* _EXERCISE_
Identify and copy all lines of the material where the string "Factors" is found.

* _EXTRACTED INFORMATION_

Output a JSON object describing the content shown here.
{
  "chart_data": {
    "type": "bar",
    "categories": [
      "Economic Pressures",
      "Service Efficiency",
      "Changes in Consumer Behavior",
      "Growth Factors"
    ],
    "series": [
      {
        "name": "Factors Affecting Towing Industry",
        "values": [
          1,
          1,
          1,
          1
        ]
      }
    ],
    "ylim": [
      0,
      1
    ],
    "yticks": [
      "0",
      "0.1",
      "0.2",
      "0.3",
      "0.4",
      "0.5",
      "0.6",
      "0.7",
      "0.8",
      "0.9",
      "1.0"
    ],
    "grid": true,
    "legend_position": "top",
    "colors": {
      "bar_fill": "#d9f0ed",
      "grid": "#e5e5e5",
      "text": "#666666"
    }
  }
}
==
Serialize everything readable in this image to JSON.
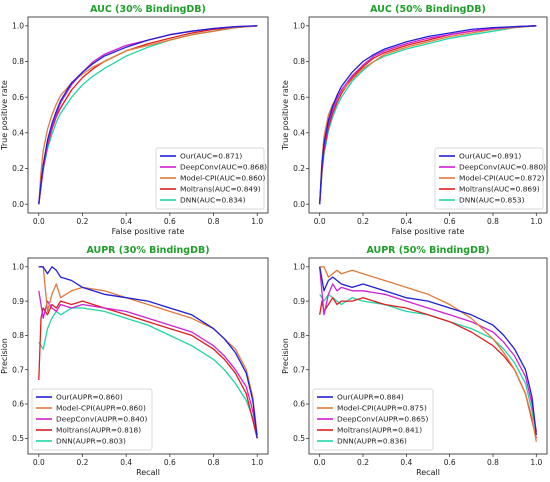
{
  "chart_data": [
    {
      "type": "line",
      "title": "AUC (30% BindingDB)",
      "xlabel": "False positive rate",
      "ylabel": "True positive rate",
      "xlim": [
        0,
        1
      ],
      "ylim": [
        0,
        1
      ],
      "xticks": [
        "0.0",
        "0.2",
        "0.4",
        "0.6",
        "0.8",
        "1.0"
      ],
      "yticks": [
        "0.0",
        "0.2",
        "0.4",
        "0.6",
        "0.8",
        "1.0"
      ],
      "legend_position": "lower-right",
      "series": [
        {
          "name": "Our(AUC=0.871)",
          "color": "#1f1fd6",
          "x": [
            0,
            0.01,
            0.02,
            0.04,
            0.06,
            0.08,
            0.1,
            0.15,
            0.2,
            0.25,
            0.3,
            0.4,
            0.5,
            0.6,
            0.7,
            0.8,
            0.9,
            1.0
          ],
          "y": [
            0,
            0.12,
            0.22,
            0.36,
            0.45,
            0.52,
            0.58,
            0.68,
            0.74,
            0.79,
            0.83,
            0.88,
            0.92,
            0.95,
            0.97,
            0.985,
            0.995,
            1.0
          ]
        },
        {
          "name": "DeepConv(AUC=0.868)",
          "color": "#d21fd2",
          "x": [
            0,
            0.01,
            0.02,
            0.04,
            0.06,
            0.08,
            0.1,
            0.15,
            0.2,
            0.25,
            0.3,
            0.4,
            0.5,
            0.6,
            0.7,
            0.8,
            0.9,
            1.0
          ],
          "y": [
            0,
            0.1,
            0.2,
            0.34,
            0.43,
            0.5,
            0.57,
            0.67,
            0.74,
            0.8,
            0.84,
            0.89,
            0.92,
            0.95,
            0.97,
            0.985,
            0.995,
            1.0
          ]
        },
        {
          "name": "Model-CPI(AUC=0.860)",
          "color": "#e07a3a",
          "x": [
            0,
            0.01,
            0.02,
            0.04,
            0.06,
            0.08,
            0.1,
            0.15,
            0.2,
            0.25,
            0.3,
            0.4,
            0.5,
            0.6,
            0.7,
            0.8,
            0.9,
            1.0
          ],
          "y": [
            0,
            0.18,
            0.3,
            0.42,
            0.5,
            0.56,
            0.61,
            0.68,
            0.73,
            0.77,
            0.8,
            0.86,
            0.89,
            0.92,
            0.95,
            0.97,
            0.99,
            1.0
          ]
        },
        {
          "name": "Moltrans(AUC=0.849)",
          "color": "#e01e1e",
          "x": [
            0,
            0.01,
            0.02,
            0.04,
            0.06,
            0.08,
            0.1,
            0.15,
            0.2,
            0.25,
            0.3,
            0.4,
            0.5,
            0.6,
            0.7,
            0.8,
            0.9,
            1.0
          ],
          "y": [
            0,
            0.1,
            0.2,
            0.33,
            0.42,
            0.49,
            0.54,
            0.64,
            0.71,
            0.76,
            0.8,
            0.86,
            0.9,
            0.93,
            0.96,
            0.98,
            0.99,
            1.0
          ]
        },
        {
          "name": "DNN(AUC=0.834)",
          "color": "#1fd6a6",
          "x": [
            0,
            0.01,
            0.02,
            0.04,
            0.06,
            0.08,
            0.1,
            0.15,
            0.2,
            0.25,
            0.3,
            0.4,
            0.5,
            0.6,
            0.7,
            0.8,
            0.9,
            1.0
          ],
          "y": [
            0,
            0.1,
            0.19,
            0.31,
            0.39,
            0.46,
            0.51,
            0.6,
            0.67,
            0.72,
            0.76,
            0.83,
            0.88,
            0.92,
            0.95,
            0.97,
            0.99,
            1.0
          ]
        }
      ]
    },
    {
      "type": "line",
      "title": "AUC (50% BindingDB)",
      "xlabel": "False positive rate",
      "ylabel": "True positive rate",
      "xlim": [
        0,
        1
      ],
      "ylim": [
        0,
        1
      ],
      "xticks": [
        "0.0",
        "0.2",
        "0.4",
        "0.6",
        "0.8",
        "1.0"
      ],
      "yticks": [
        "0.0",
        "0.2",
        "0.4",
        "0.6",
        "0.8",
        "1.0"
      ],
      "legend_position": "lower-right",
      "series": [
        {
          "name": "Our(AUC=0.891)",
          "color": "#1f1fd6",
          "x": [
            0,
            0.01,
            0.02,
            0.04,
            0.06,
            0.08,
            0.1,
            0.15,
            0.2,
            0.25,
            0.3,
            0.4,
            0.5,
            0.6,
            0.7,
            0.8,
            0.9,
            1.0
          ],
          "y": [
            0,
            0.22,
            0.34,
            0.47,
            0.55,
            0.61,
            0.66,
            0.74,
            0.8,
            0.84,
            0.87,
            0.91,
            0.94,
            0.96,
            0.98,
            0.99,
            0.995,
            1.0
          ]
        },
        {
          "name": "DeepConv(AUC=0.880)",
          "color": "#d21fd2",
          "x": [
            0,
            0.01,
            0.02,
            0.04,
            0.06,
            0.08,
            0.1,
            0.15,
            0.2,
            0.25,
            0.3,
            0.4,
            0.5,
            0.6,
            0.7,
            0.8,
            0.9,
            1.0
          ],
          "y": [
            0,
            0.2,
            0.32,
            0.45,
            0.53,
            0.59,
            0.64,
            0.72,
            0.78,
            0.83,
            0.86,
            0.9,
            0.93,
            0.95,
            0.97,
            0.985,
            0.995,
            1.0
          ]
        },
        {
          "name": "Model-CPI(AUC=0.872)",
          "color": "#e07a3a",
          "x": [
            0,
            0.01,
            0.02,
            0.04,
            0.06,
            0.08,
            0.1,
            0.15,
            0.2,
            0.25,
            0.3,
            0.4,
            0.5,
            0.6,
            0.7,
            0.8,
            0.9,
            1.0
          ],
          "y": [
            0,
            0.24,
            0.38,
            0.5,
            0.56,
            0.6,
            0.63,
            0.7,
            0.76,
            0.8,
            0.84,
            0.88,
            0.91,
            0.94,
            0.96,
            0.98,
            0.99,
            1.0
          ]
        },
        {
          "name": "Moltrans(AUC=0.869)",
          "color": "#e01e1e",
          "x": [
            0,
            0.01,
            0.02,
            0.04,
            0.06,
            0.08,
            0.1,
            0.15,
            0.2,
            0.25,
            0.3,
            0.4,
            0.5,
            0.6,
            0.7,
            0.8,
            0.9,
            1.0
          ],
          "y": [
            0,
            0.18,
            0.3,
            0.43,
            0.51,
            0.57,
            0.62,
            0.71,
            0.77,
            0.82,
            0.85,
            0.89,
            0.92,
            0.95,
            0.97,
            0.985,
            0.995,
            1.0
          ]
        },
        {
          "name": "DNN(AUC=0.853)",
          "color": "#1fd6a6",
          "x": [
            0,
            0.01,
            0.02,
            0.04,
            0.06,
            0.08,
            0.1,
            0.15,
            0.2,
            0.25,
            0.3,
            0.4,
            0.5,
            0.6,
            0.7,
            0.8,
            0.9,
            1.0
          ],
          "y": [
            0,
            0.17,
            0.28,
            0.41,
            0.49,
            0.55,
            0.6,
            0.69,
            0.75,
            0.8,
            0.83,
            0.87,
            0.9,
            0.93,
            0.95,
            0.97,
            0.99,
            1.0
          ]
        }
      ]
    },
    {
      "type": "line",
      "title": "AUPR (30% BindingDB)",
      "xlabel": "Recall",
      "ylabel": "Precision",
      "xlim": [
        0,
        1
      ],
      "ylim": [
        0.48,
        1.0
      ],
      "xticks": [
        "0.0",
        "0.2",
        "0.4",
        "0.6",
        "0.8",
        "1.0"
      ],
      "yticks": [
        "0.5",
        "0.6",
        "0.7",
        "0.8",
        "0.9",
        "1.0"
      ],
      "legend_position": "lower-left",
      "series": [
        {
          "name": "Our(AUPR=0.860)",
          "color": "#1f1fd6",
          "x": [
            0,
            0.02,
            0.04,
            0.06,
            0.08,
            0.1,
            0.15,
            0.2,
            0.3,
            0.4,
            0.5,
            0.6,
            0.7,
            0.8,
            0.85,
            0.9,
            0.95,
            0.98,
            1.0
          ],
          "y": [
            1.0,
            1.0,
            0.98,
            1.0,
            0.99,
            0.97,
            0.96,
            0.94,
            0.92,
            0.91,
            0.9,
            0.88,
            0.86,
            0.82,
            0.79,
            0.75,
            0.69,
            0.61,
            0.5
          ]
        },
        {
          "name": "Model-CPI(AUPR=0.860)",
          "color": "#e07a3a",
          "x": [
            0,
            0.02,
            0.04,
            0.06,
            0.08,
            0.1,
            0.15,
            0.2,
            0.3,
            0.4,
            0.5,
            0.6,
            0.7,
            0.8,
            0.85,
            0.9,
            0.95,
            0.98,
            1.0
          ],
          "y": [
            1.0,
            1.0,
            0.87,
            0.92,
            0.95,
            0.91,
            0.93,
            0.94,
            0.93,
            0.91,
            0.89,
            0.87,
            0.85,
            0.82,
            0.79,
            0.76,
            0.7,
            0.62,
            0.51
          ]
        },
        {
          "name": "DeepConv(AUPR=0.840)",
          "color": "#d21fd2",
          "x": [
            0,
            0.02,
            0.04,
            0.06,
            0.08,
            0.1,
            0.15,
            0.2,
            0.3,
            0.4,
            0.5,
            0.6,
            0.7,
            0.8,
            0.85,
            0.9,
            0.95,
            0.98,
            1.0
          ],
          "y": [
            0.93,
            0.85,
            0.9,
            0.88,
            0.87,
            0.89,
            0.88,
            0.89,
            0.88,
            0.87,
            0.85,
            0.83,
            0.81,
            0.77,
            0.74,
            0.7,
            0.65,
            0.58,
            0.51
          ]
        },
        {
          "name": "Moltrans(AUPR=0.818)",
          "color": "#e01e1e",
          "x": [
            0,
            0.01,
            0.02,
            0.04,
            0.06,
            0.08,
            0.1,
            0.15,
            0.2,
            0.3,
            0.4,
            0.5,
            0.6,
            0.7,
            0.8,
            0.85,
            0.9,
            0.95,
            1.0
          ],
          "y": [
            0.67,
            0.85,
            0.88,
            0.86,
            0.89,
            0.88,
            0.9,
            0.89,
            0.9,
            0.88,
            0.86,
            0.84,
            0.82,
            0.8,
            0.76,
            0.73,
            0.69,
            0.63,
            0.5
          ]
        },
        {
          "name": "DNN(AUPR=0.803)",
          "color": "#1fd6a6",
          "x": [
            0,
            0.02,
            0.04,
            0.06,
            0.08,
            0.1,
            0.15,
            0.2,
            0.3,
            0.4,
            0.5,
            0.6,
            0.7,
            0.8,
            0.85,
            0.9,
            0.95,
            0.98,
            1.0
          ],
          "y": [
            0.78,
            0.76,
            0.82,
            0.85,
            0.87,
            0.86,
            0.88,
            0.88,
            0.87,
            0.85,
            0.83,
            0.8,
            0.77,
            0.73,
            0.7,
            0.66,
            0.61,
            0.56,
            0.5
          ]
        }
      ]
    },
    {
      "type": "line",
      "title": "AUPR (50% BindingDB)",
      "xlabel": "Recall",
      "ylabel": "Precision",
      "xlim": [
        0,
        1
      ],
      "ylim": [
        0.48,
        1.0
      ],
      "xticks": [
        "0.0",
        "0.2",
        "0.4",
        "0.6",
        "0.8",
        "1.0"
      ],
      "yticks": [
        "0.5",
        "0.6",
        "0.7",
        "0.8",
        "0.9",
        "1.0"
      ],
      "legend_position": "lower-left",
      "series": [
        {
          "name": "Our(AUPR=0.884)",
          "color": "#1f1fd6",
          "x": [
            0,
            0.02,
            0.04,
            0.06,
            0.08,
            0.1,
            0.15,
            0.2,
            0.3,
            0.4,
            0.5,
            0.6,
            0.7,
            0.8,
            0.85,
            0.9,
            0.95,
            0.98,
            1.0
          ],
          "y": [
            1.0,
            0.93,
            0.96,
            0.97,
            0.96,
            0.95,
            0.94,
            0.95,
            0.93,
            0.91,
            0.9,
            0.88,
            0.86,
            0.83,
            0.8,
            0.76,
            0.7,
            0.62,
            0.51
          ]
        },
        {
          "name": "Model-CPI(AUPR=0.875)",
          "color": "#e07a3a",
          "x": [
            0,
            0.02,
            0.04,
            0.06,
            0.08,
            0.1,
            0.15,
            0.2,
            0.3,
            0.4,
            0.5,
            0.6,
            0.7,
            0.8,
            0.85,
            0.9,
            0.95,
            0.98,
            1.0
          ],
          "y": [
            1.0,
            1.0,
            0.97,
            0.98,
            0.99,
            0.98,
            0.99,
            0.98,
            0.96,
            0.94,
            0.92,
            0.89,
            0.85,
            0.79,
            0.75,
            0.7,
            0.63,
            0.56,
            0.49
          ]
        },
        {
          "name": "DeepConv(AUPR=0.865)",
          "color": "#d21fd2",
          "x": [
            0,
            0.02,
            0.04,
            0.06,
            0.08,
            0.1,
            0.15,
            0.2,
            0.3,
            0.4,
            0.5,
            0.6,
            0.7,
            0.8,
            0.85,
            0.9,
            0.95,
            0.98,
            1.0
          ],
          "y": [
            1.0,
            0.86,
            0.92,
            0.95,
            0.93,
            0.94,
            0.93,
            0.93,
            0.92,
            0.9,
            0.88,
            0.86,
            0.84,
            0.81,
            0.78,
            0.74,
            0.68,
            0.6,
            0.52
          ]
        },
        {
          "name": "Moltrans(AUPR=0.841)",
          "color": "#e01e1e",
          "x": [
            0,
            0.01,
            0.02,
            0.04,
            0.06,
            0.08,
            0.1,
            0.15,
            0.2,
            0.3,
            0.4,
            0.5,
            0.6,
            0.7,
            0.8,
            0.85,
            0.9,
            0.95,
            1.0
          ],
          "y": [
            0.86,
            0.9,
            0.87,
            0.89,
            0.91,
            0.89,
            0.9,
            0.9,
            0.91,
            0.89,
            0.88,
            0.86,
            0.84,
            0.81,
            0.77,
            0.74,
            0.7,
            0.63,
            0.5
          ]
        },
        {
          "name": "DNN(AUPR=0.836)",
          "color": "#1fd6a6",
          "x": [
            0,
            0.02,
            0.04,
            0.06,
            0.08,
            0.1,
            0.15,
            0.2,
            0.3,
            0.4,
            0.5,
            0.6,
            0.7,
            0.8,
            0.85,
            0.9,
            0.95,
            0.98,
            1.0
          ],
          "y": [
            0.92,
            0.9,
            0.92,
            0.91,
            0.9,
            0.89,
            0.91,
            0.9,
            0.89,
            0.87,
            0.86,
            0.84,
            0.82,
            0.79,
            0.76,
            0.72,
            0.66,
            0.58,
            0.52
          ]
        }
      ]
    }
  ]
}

* _ANSWER TO THIS TASK_
      "Growth Factors"
        "name": "Factors Affecting Towing Industry",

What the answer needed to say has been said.